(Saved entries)
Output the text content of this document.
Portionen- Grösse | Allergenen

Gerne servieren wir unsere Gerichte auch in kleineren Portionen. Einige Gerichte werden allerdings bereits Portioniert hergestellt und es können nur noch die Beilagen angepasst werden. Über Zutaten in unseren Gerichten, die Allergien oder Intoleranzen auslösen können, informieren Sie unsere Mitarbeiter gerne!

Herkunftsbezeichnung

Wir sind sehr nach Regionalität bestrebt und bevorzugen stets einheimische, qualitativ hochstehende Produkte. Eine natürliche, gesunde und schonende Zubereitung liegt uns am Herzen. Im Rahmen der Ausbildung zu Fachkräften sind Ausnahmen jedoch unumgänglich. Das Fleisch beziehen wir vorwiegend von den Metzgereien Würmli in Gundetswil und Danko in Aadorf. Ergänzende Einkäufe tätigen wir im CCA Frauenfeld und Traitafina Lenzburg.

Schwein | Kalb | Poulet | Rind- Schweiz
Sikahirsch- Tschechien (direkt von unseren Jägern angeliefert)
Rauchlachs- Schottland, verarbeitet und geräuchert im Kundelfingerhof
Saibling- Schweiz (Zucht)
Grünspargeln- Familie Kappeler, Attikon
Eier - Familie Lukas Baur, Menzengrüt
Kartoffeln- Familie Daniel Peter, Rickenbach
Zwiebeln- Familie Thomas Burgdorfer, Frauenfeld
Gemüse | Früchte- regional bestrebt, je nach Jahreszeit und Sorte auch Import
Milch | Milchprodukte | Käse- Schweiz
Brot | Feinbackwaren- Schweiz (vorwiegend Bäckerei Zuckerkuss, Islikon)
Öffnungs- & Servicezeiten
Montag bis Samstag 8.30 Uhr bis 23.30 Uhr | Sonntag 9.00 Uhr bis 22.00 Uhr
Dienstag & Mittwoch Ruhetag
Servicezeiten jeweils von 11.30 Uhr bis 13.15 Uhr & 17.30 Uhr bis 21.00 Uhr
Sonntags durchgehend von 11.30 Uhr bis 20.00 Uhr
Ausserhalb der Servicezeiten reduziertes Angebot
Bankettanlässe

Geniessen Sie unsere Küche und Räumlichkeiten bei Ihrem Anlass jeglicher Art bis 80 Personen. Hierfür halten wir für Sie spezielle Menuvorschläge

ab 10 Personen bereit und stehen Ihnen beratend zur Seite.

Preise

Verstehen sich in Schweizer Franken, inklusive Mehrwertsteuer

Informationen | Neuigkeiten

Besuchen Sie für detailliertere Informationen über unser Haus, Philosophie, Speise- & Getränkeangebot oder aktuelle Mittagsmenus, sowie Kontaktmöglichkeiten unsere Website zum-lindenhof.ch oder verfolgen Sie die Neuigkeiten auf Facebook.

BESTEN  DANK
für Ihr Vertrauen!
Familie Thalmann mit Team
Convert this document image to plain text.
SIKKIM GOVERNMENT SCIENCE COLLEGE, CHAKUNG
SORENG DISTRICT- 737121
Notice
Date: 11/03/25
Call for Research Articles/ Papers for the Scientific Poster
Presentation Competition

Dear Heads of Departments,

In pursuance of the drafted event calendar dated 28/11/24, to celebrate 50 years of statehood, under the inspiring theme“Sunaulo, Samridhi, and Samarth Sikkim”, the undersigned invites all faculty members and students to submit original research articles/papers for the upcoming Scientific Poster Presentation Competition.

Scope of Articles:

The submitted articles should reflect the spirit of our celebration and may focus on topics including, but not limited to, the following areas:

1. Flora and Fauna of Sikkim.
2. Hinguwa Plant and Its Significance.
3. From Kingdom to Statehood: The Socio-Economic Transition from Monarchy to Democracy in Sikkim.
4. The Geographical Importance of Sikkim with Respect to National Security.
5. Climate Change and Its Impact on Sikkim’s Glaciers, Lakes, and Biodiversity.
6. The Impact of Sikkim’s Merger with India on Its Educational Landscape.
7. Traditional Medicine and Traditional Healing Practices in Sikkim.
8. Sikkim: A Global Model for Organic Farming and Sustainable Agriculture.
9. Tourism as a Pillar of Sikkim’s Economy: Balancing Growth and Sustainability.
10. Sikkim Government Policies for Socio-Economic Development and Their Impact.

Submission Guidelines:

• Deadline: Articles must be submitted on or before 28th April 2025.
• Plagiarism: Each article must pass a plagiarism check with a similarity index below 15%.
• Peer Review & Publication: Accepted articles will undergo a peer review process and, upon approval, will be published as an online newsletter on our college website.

> The problem: Would you reproduce all the entries exactly?

> In response:
Output the text content of this document.
Portionen- Grösse | Allergenen

Gerne servieren wir unsere Gerichte auch in kleineren Portionen. Einige Gerichte werden allerdings bereits Portioniert hergestellt und es können nur noch die Beilagen angepasst werden. Über Zutaten in unseren Gerichten, die Allergien oder Intoleranzen auslösen können, informieren Sie unsere Mitarbeiter gerne!

Herkunftsbezeichnung

Wir sind sehr nach Regionalität bestrebt und bevorzugen stets einheimische, qualitativ hochstehende Produkte. Eine natürliche, gesunde und schonende Zubereitung liegt uns am Herzen. Im Rahmen der Ausbildung zu Fachkräften sind Ausnahmen jedoch unumgänglich. Das Fleisch beziehen wir vorwiegend von den Metzgereien Würmli in Gundetswil und Danko in Aadorf. Ergänzende Einkäufe tätigen wir im CCA Frauenfeld und Traitafina Lenzburg.

Schwein | Kalb | Poulet | Rind- Schweiz
Sikahirsch- Tschechien (direkt von unseren Jägern angeliefert)
Rauchlachs- Schottland, verarbeitet und geräuchert im Kundelfingerhof
Saibling- Schweiz (Zucht)
Grünspargeln- Familie Kappeler, Attikon
Eier - Familie Lukas Baur, Menzengrüt
Kartoffeln- Familie Daniel Peter, Rickenbach
Zwiebeln- Familie Thomas Burgdorfer, Frauenfeld
Gemüse | Früchte- regional bestrebt, je nach Jahreszeit und Sorte auch Import
Milch | Milchprodukte | Käse- Schweiz
Brot | Feinbackwaren- Schweiz (vorwiegend Bäckerei Zuckerkuss, Islikon)
Öffnungs- & Servicezeiten
Montag bis Samstag 8.30 Uhr bis 23.30 Uhr | Sonntag 9.00 Uhr bis 22.00 Uhr
Dienstag & Mittwoch Ruhetag
Servicezeiten jeweils von 11.30 Uhr bis 13.15 Uhr & 17.30 Uhr bis 21.00 Uhr
Sonntags durchgehend von 11.30 Uhr bis 20.00 Uhr
Ausserhalb der Servicezeiten reduziertes Angebot
Bankettanlässe

Geniessen Sie unsere Küche und Räumlichkeiten bei Ihrem Anlass jeglicher Art bis 80 Personen. Hierfür halten wir für Sie spezielle Menuvorschläge

ab 10 Personen bereit und stehen Ihnen beratend zur Seite.

Preise

Verstehen sich in Schweizer Franken, inklusive Mehrwertsteuer

Informationen | Neuigkeiten

Besuchen Sie für detailliertere Informationen über unser Haus, Philosophie, Speise- & Getränkeangebot oder aktuelle Mittagsmenus, sowie Kontaktmöglichkeiten unsere Website zum-lindenhof.ch oder verfolgen Sie die Neuigkeiten auf Facebook.

BESTEN  DANK
für Ihr Vertrauen!
Familie Thalmann mit Team
Convert this document image to plain text.
SIKKIM GOVERNMENT SCIENCE COLLEGE, CHAKUNG
SORENG DISTRICT- 737121
Notice
Date: 11/03/25
Call for Research Articles/ Papers for the Scientific Poster
Presentation Competition

Dear Heads of Departments,

In pursuance of the drafted event calendar dated 28/11/24, to celebrate 50 years of statehood, under the inspiring theme“Sunaulo, Samridhi, and Samarth Sikkim”, the undersigned invites all faculty members and students to submit original research articles/papers for the upcoming Scientific Poster Presentation Competition.

Scope of Articles:

The submitted articles should reflect the spirit of our celebration and may focus on topics including, but not limited to, the following areas:

1. Flora and Fauna of Sikkim.
2. Hinguwa Plant and Its Significance.
3. From Kingdom to Statehood: The Socio-Economic Transition from Monarchy to Democracy in Sikkim.
4. The Geographical Importance of Sikkim with Respect to National Security.
5. Climate Change and Its Impact on Sikkim’s Glaciers, Lakes, and Biodiversity.
6. The Impact of Sikkim’s Merger with India on Its Educational Landscape.
7. Traditional Medicine and Traditional Healing Practices in Sikkim.
8. Sikkim: A Global Model for Organic Farming and Sustainable Agriculture.
9. Tourism as a Pillar of Sikkim’s Economy: Balancing Growth and Sustainability.
10. Sikkim Government Policies for Socio-Economic Development and Their Impact.

Submission Guidelines:

• Deadline: Articles must be submitted on or before 28th April 2025.
• Plagiarism: Each article must pass a plagiarism check with a similarity index below 15%.
• Peer Review & Publication: Accepted articles will undergo a peer review process and, upon approval, will be published as an online newsletter on our college website.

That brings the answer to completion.